*DIRECTION:*
Using the listing below, extract each line that has the word "this" in it.

↓↓↓

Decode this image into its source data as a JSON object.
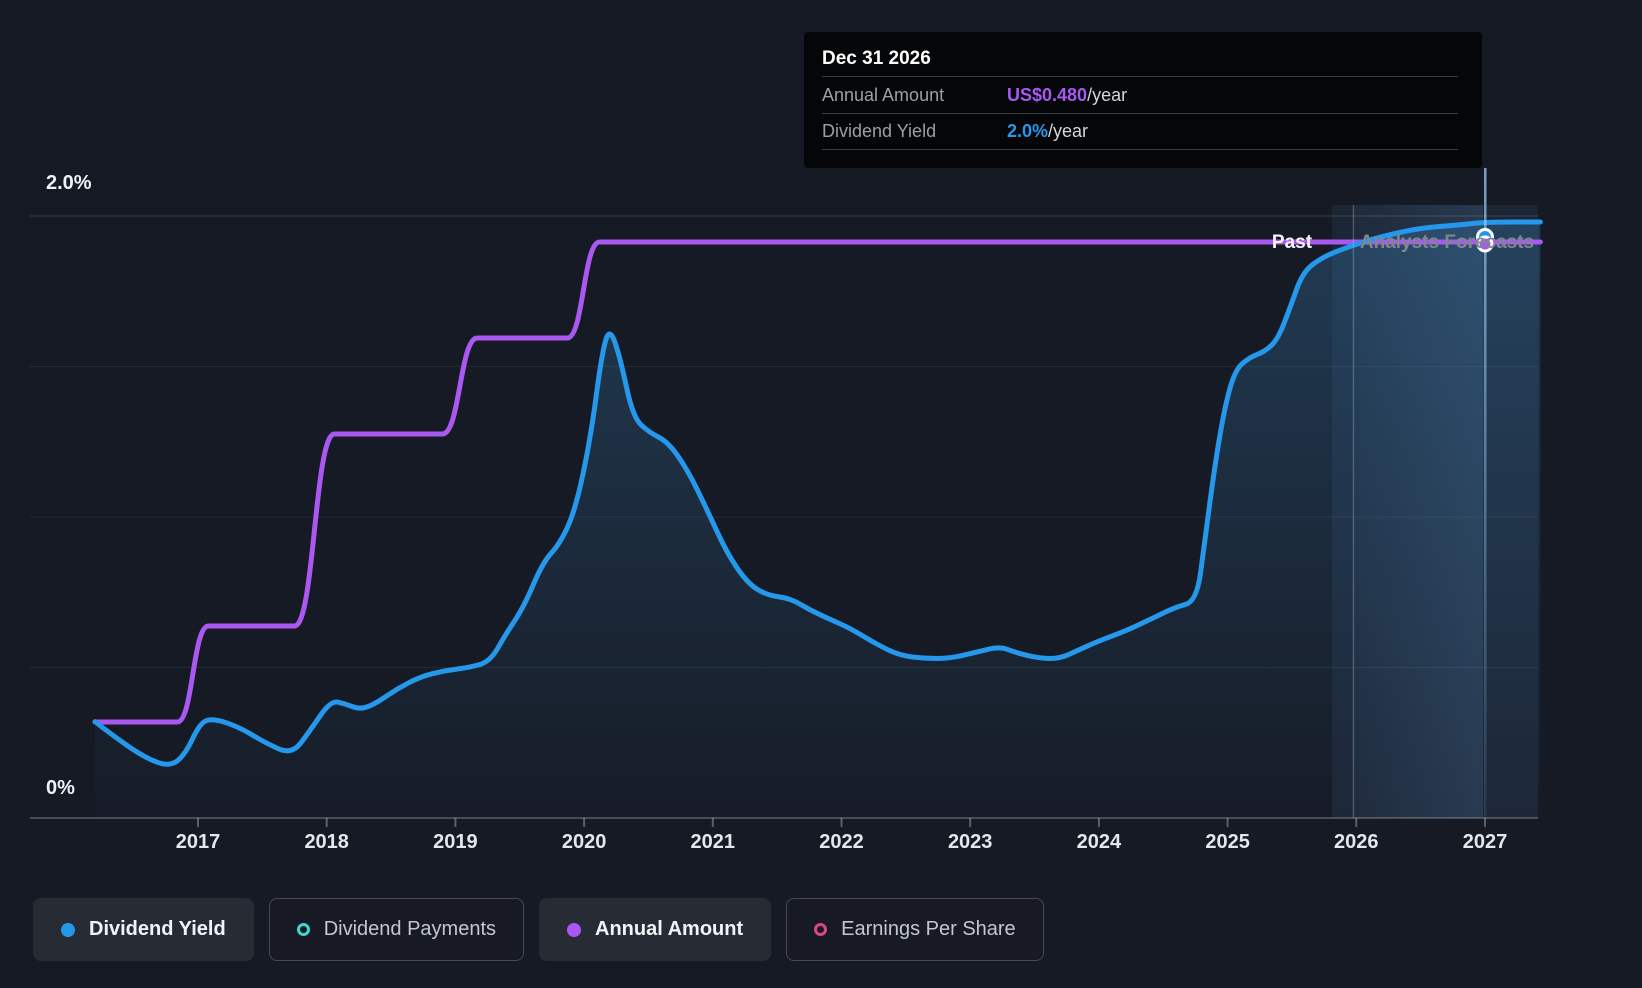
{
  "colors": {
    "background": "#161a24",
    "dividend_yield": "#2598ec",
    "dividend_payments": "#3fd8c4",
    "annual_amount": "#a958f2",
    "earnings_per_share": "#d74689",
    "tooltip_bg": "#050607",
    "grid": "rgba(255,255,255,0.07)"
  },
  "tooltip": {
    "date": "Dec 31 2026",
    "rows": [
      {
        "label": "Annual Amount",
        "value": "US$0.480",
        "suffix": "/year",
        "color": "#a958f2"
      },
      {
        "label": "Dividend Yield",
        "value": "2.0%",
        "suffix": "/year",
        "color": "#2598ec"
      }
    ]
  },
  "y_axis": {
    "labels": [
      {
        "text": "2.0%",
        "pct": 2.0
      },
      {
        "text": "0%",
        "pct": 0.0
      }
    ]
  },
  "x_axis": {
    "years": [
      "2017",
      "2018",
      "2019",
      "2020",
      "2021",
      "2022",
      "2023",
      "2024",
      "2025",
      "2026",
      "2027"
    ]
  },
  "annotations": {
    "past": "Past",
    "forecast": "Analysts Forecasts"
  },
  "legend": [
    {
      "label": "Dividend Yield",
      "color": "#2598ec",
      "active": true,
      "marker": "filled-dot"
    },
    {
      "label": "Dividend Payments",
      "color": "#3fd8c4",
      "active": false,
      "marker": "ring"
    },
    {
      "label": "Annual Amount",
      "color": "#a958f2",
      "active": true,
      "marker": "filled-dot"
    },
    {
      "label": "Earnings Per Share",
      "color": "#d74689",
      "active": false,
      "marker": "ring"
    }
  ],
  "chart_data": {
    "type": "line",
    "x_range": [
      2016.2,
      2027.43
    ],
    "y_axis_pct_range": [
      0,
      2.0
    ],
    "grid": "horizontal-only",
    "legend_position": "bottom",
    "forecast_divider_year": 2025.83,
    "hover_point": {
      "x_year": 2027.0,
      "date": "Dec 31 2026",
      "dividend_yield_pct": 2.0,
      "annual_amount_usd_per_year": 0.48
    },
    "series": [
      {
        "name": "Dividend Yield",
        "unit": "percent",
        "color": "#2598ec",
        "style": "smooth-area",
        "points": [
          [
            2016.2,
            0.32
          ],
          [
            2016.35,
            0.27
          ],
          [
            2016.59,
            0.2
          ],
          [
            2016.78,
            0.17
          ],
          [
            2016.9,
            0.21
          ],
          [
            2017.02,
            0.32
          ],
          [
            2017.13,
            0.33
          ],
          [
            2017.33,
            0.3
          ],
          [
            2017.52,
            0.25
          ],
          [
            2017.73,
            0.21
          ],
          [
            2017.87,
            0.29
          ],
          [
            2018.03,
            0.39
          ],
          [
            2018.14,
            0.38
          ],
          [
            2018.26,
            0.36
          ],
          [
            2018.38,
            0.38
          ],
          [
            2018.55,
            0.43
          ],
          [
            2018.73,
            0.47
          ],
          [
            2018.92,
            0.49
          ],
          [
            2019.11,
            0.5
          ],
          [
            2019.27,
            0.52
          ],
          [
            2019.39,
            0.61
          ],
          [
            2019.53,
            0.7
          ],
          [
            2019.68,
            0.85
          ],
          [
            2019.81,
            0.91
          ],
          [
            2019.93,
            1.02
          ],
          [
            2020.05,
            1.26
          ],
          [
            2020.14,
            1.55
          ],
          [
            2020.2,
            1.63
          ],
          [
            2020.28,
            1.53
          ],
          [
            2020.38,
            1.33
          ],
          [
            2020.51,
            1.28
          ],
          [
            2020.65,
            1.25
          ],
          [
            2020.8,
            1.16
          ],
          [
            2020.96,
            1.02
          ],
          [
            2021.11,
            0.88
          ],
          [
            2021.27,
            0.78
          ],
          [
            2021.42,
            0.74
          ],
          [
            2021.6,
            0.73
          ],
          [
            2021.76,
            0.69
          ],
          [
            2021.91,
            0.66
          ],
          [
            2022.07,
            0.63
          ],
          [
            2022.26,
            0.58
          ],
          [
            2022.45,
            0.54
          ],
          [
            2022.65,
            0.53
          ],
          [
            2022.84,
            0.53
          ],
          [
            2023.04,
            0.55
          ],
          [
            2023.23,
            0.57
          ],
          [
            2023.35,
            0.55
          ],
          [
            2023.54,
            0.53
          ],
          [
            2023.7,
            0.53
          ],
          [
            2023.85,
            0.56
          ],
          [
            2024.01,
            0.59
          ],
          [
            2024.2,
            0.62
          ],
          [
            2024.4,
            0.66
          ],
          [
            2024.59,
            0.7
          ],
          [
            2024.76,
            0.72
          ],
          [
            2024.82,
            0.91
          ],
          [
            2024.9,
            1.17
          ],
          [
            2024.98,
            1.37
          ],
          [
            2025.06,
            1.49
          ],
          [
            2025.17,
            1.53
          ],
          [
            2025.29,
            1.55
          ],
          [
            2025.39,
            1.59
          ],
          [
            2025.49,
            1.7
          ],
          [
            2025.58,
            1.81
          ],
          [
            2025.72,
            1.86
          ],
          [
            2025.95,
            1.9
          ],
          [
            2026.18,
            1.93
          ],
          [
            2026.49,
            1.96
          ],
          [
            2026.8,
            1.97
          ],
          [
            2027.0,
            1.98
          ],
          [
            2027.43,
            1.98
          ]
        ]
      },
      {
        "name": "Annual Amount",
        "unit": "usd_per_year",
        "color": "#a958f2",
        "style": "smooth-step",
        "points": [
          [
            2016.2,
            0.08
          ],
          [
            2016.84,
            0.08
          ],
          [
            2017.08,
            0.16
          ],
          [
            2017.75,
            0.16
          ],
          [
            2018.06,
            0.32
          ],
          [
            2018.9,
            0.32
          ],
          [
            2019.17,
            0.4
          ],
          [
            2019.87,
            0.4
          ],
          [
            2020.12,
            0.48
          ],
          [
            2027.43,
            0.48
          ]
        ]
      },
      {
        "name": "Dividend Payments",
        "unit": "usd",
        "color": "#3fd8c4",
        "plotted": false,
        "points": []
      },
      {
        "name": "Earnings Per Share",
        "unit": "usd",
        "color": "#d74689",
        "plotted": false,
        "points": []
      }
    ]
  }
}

↑↑↑
↓↓↓

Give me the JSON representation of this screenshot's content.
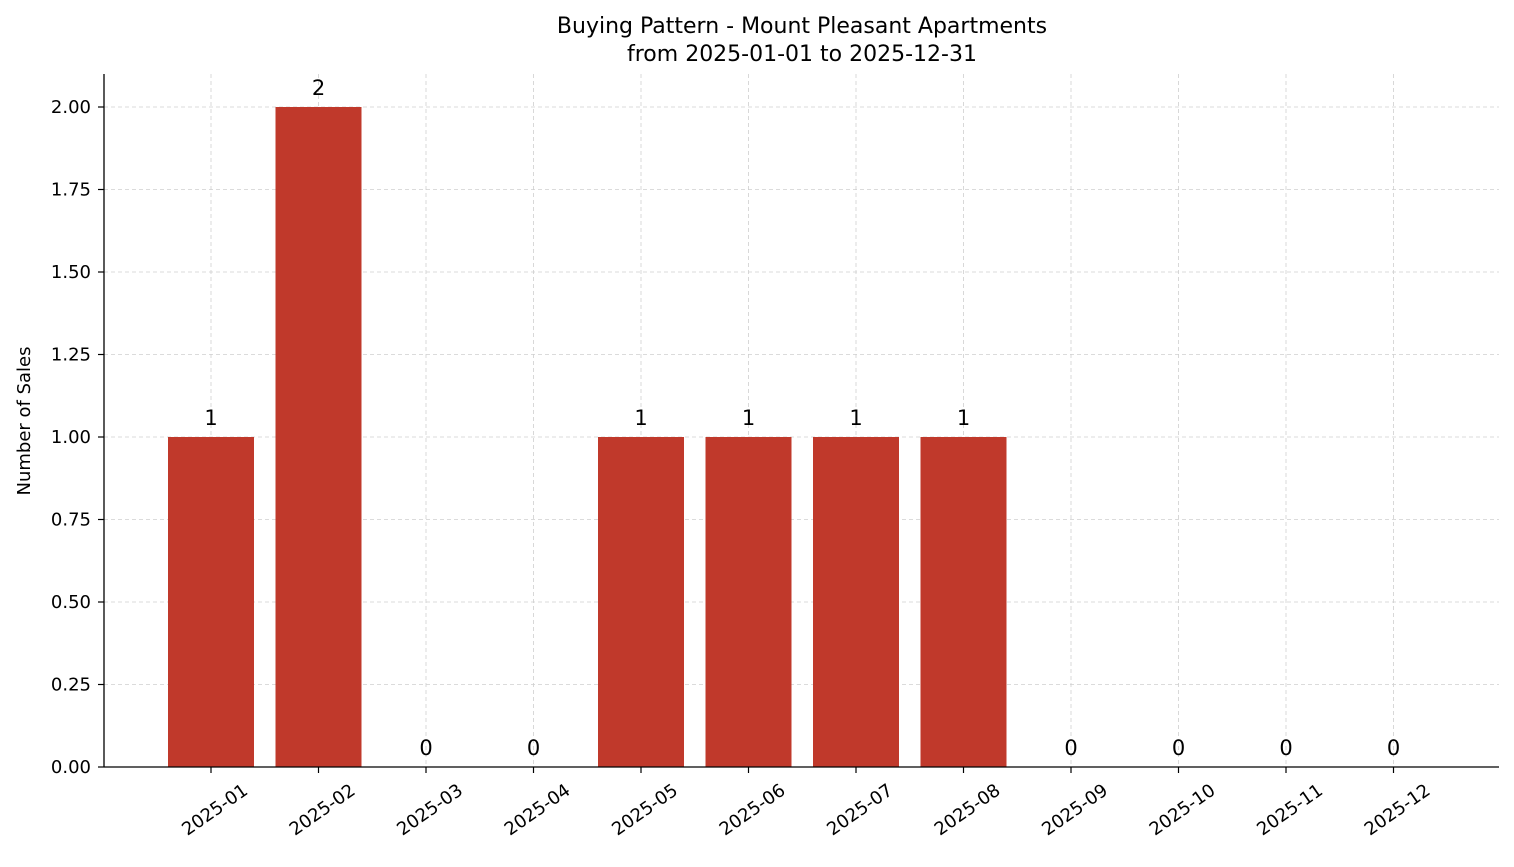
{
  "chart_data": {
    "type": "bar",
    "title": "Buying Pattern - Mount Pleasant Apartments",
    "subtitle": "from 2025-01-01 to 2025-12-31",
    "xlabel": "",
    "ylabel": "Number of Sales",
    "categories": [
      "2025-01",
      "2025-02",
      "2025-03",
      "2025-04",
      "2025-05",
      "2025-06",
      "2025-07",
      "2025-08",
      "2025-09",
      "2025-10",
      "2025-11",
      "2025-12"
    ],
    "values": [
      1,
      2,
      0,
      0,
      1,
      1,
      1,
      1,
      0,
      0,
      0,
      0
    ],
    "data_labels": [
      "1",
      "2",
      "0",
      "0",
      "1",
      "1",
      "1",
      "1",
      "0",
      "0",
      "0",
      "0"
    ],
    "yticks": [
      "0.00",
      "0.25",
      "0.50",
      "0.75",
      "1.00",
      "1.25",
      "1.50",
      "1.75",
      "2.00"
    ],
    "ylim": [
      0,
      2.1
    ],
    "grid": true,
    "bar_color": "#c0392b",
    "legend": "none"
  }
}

↑↑↑
↓↓↓

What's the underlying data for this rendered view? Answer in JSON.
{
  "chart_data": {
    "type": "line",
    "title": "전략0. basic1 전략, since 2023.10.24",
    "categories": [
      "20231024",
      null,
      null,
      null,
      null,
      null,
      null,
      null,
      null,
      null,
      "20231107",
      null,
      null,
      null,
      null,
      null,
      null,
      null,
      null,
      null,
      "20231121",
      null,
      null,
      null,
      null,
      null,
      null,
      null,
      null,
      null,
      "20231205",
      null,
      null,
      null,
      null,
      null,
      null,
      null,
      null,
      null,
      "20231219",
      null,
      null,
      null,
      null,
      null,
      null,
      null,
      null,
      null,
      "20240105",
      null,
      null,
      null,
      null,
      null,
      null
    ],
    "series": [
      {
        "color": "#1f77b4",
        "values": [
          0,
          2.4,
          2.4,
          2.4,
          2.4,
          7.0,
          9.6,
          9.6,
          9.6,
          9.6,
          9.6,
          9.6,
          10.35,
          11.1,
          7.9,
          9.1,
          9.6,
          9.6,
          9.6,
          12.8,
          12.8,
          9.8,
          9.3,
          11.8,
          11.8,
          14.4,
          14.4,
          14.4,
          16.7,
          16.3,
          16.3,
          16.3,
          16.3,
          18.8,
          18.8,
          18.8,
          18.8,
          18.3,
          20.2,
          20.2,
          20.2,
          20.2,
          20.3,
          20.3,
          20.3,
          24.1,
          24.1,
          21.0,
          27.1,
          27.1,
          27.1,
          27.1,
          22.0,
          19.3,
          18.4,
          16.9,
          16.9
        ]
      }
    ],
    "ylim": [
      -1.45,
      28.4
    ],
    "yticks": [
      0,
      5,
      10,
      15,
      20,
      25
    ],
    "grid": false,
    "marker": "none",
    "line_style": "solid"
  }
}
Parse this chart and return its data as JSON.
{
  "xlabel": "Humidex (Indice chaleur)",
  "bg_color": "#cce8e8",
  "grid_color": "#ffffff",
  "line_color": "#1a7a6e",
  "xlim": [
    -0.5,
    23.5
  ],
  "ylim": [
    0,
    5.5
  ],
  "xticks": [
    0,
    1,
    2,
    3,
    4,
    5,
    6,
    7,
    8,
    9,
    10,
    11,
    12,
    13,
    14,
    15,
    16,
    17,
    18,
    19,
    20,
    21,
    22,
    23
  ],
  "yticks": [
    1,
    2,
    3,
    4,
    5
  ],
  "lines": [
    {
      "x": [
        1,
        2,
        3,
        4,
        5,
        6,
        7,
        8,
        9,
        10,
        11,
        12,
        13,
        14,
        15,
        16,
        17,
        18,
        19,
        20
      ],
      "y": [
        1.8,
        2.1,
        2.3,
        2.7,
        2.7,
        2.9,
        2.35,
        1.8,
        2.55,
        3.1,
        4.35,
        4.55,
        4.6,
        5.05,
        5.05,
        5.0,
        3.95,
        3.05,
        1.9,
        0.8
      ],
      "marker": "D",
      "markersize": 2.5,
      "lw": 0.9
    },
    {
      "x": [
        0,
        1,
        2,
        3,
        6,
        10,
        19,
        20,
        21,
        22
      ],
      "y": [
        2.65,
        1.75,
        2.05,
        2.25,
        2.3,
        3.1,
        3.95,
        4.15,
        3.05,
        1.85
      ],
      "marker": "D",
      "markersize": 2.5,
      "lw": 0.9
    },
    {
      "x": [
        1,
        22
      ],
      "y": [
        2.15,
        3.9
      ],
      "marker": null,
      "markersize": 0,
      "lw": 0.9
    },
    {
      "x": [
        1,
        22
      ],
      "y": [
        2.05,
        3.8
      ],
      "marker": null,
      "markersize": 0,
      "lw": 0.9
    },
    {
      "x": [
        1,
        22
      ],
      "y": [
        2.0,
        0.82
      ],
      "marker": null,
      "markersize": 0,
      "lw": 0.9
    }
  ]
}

↑↑↑

*PROBLEM SOLUTION:*
Decode this image into its source data as a JSON object.
Give me the JSON representation of this screenshot's content.
What's the underlying data for this rendered view? Answer in JSON.
Parse this chart and return its data as JSON.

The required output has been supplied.